So, if an alien archeologist from after humans go extinct wanted to write “a day in the life of a typical human” and selected a ‘typical’ human randomly, and then got one from before humans got to go to the stars, like you or me, that would be very atypical (and they might reconsider their definition of typical, or at least reroll).
So yes, there really is a dualism element here, as you put it: we’re positing some sort of extraneous random selection process, specifically one that inherently can only occur in the (hopefully far) future, and then assuming that has some relationship to our viewpoint. It simply doesn’t — it having such a relationship would necessarily break causality. The concept of “a typical human randomly selected out of all humans who have ever or will ever live” currently just isn’t well defined, no matter how intuitive it might sound to a Frequentist. Later, the concept of “a typical human out of all humans that did ever live” will become well defined once we’re extinct, but assuming that you currently know anything about it now or that it could have any causal relationship to your viewpoint is false, because that would require precognition. If we get to go to the stars, you previously having existed will then be exactly as surprising as the existence of the point 0.1 nanometer to the right of the 0 on a meter ruler. Yes, it’s in some sense an atypical point. They exist. Currently we don’t know if we’re going to get to go to the stars, and your existence isn’t surprising now either.[1]
However, we are not participating in a “roll a lucky winner” competition held at the end of time (that we know of). Where you happen to find yourself standing has nothing to do with events in the far future. Happening to find yourself standing at a time before humans may, or may not, go to the stars tells you absolutely nothing about the future, including not about whether they will or not. Causality doesn’t work that way. Bayesianism is about the process of acquiring knowledge over time, so it is carefully set up to account for causality: we have observations about the past, we can only attempt to make predictions about the future. Frequentism isn’t, and stuff that actually makes no causal sense often seems quite intuitive if you use Frequentism.

GIVEN INFORMATION =
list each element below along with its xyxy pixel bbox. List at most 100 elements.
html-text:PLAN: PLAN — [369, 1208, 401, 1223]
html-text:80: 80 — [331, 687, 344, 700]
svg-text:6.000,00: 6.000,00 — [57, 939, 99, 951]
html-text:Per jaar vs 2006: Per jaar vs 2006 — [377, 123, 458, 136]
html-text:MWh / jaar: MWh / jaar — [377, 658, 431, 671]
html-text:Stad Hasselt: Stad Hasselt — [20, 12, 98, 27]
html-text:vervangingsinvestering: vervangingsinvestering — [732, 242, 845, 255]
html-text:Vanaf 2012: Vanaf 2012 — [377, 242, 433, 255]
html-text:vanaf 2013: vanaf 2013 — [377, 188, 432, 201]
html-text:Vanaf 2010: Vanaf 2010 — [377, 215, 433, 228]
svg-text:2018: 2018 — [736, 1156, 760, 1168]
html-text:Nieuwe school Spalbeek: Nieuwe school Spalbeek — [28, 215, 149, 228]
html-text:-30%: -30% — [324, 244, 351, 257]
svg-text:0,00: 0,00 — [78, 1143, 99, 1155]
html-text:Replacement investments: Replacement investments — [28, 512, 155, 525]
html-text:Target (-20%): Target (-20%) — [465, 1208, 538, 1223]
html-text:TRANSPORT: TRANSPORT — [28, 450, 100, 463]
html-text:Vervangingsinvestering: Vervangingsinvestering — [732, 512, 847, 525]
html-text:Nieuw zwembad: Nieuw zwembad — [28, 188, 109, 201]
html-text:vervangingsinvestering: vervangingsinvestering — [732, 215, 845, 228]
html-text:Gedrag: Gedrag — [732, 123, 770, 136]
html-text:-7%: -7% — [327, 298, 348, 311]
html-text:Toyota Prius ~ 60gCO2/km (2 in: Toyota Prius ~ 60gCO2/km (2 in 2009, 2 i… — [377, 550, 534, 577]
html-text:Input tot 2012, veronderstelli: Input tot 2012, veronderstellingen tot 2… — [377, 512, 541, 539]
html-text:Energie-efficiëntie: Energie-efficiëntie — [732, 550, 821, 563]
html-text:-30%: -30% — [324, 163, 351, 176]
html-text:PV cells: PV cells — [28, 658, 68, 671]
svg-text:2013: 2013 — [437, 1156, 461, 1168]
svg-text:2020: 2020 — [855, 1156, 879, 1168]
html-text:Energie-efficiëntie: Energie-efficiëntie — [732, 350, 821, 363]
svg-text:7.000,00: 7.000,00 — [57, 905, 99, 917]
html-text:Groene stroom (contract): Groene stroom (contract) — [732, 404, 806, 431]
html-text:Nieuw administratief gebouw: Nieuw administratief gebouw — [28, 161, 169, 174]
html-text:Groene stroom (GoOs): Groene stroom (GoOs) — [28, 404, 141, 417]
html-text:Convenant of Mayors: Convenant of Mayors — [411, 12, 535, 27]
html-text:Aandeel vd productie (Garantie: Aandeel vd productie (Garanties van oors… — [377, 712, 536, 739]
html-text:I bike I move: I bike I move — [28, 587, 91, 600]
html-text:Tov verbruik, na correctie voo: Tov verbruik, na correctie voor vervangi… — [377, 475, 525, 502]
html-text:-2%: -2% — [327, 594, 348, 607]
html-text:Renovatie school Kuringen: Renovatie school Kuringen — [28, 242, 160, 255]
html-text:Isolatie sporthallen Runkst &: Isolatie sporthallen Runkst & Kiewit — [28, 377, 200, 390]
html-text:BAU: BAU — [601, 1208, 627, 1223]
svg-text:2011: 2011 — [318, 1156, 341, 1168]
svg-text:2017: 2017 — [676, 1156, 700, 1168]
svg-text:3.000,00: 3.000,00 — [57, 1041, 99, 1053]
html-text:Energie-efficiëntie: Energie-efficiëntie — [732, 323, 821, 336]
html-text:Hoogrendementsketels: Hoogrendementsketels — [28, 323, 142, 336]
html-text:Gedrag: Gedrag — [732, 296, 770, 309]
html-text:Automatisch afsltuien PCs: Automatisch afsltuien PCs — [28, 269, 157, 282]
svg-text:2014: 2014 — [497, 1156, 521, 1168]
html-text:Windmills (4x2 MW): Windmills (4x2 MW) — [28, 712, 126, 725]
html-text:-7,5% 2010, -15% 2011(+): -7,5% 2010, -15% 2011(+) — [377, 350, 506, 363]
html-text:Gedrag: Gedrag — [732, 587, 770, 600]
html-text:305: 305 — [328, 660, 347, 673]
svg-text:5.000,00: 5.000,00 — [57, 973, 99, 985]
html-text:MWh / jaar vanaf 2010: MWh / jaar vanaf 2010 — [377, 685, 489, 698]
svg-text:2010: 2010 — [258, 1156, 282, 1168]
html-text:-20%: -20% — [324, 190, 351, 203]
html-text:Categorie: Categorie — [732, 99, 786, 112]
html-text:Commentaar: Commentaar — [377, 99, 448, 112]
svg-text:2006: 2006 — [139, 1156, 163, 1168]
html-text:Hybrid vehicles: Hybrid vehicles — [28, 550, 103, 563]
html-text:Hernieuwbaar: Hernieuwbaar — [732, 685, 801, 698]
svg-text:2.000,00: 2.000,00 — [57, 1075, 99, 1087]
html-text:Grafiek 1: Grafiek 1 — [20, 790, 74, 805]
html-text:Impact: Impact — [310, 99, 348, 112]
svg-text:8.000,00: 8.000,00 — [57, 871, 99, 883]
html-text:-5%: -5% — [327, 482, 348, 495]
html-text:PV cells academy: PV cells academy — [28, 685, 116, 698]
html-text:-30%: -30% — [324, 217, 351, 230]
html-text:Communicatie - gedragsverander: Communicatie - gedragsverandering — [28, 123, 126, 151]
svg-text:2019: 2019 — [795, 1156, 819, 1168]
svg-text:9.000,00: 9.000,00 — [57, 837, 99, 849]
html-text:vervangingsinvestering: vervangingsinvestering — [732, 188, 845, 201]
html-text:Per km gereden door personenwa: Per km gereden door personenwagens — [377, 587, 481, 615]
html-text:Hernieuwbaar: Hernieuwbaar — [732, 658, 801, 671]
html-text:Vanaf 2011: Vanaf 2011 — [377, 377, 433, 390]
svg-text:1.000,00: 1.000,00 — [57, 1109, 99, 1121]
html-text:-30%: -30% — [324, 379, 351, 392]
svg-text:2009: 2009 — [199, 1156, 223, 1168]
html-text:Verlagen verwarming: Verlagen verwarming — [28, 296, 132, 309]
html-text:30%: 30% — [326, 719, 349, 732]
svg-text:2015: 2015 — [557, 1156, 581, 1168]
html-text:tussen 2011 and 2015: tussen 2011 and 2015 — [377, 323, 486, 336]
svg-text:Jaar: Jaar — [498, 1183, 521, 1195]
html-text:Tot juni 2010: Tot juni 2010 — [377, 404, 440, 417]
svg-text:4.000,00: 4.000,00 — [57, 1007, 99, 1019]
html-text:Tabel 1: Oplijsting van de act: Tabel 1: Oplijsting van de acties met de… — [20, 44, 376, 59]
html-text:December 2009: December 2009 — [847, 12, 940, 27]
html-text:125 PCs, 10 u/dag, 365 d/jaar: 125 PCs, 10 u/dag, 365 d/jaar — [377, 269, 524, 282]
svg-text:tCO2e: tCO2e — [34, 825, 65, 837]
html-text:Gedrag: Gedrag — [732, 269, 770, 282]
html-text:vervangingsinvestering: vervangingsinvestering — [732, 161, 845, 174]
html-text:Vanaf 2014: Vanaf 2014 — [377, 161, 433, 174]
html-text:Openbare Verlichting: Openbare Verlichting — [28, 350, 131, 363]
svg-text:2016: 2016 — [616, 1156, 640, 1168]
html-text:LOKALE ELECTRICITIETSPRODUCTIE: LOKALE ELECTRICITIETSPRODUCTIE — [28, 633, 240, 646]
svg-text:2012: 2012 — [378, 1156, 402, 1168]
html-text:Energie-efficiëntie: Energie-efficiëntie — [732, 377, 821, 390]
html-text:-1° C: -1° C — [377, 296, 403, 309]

WORK ITEM =
Reproduce the passage on random selection and causality word for word, in its entirety. Rely only on the passage; ignore the rows.

SOLUTION TO THE PROBLEM =
So, if an alien archeologist from after humans go extinct wanted to write “a day in the life of a typical human” and selected a ‘typical’ human randomly, and then got one from before humans got to go to the stars, like you or me, that would be very atypical (and they might reconsider their definition of typical, or at least reroll).
So yes, there really is a dualism element here, as you put it: we’re positing some sort of extraneous random selection process, specifically one that inherently can only occur in the (hopefully far) future, and then assuming that has some relationship to our viewpoint. It simply doesn’t — it having such a relationship would necessarily break causality. The concept of “a typical human randomly selected out of all humans who have ever or will ever live” currently just isn’t well defined, no matter how intuitive it might sound to a Frequentist. Later, the concept of “a typical human out of all humans that did ever live” will become well defined once we’re extinct, but assuming that you currently know anything about it now or that it could have any causal relationship to your viewpoint is false, because that would require precognition. If we get to go to the stars, you previously having existed will then be exactly as surprising as the existence of the point 0.1 nanometer to the right of the 0 on a meter ruler. Yes, it’s in some sense an atypical point. They exist. Currently we don’t know if we’re going to get to go to the stars, and your existence isn’t surprising now either.[1]
However, we are not participating in a “roll a lucky winner” competition held at the end of time (that we know of). Where you happen to find yourself standing has nothing to do with events in the far future. Happening to find yourself standing at a time before humans may, or may not, go to the stars tells you absolutely nothing about the future, including not about whether they will or not. Causality doesn’t work that way. Bayesianism is about the process of acquiring knowledge over time, so it is carefully set up to account for causality: we have observations about the past, we can only attempt to make predictions about the future. Frequentism isn’t, and stuff that actually makes no causal sense often seems quite intuitive if you use Frequentism.